> _EXERCISE_
In the copy, include every entry exactly but none of the pictures.

> _RECORDS TO USE_
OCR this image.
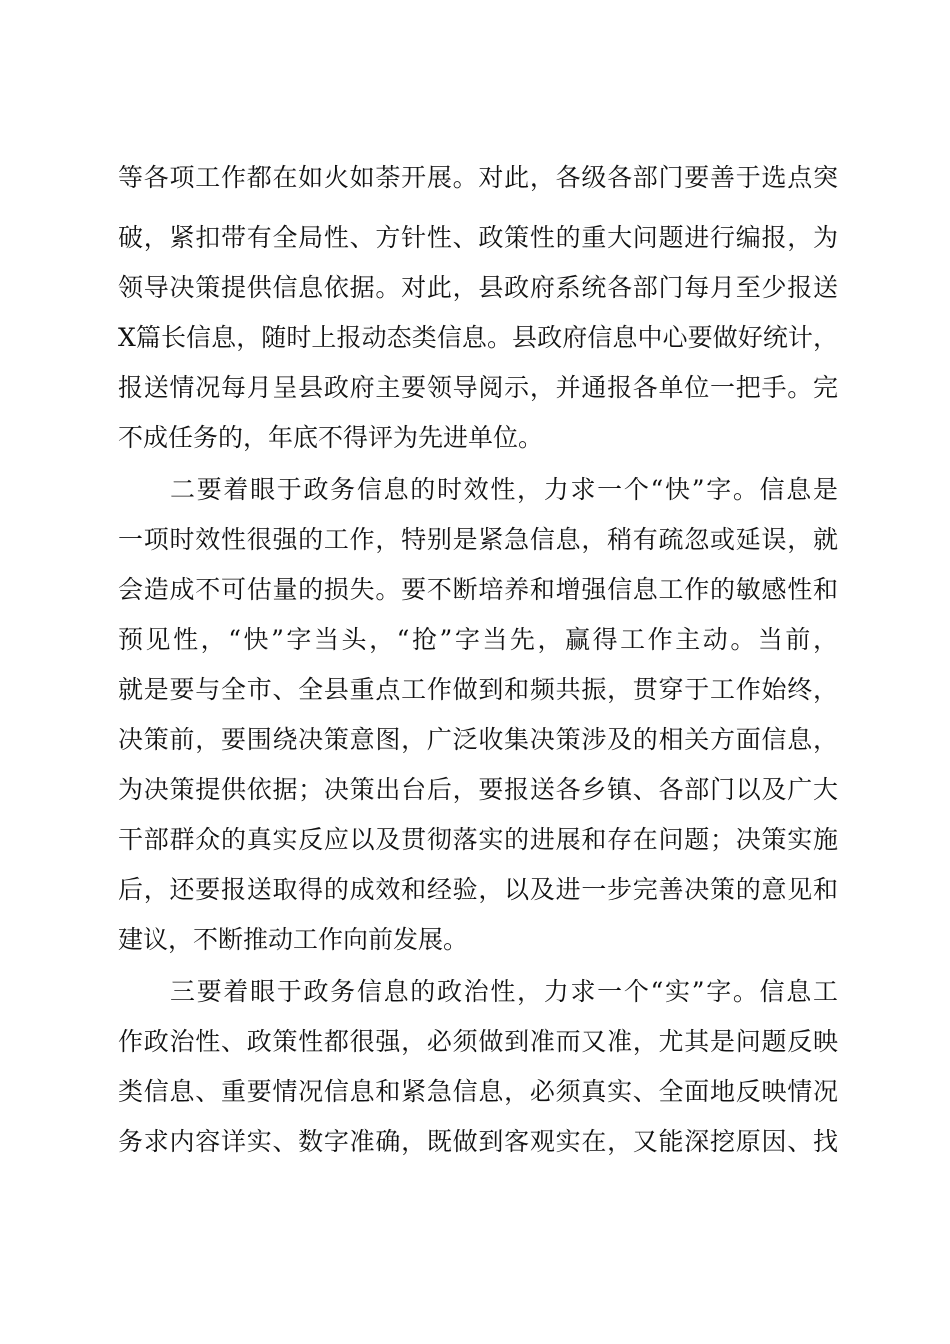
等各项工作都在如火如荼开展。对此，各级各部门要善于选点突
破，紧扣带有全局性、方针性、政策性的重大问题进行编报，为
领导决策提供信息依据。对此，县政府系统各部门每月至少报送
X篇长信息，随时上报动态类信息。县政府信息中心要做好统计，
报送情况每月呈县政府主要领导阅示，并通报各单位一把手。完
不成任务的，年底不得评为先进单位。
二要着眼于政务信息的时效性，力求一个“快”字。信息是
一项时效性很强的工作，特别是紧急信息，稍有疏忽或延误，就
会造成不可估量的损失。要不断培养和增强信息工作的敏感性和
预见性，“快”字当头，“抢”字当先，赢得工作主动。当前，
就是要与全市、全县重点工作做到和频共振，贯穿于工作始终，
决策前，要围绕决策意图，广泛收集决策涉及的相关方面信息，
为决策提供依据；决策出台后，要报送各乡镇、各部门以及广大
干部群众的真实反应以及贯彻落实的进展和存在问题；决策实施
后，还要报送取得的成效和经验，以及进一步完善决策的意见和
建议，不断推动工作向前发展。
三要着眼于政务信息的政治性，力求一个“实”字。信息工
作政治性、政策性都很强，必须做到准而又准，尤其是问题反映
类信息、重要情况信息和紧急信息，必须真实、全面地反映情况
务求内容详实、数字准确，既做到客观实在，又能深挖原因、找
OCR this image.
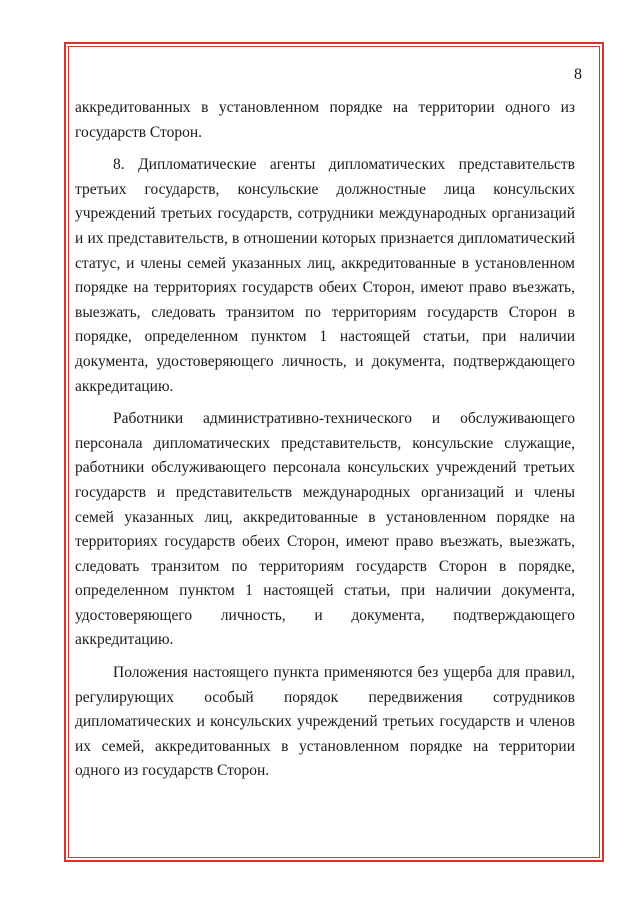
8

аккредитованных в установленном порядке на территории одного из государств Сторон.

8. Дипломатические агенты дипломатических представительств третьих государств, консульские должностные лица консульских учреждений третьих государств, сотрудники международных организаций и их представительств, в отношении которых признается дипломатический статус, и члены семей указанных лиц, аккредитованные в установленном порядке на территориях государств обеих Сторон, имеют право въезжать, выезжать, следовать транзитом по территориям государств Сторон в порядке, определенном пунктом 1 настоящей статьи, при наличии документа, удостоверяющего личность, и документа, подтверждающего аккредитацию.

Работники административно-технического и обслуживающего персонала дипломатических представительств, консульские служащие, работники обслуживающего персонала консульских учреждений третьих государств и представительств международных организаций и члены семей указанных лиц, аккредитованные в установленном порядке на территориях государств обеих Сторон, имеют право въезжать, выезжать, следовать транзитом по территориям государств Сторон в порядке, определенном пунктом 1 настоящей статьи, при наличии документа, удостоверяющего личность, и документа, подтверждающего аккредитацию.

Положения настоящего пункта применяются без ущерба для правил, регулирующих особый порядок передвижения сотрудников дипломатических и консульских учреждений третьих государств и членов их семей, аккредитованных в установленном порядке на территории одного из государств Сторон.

> _FINAL RESULT_
OCR this image.
等各项工作都在如火如荼开展。对此，各级各部门要善于选点突
破，紧扣带有全局性、方针性、政策性的重大问题进行编报，为
领导决策提供信息依据。对此，县政府系统各部门每月至少报送
X篇长信息，随时上报动态类信息。县政府信息中心要做好统计，
报送情况每月呈县政府主要领导阅示，并通报各单位一把手。完
不成任务的，年底不得评为先进单位。
二要着眼于政务信息的时效性，力求一个“快”字。信息是
一项时效性很强的工作，特别是紧急信息，稍有疏忽或延误，就
会造成不可估量的损失。要不断培养和增强信息工作的敏感性和
预见性，“快”字当头，“抢”字当先，赢得工作主动。当前，
就是要与全市、全县重点工作做到和频共振，贯穿于工作始终，
决策前，要围绕决策意图，广泛收集决策涉及的相关方面信息，
为决策提供依据；决策出台后，要报送各乡镇、各部门以及广大
干部群众的真实反应以及贯彻落实的进展和存在问题；决策实施
后，还要报送取得的成效和经验，以及进一步完善决策的意见和
建议，不断推动工作向前发展。
三要着眼于政务信息的政治性，力求一个“实”字。信息工
作政治性、政策性都很强，必须做到准而又准，尤其是问题反映
类信息、重要情况信息和紧急信息，必须真实、全面地反映情况
务求内容详实、数字准确，既做到客观实在，又能深挖原因、找
OCR this image.
8

аккредитованных в установленном порядке на территории одного из государств Сторон.

8. Дипломатические агенты дипломатических представительств третьих государств, консульские должностные лица консульских учреждений третьих государств, сотрудники международных организаций и их представительств, в отношении которых признается дипломатический статус, и члены семей указанных лиц, аккредитованные в установленном порядке на территориях государств обеих Сторон, имеют право въезжать, выезжать, следовать транзитом по территориям государств Сторон в порядке, определенном пунктом 1 настоящей статьи, при наличии документа, удостоверяющего личность, и документа, подтверждающего аккредитацию.

Работники административно-технического и обслуживающего персонала дипломатических представительств, консульские служащие, работники обслуживающего персонала консульских учреждений третьих государств и представительств международных организаций и члены семей указанных лиц, аккредитованные в установленном порядке на территориях государств обеих Сторон, имеют право въезжать, выезжать, следовать транзитом по территориям государств Сторон в порядке, определенном пунктом 1 настоящей статьи, при наличии документа, удостоверяющего личность, и документа, подтверждающего аккредитацию.

Положения настоящего пункта применяются без ущерба для правил, регулирующих особый порядок передвижения сотрудников дипломатических и консульских учреждений третьих государств и членов их семей, аккредитованных в установленном порядке на территории одного из государств Сторон.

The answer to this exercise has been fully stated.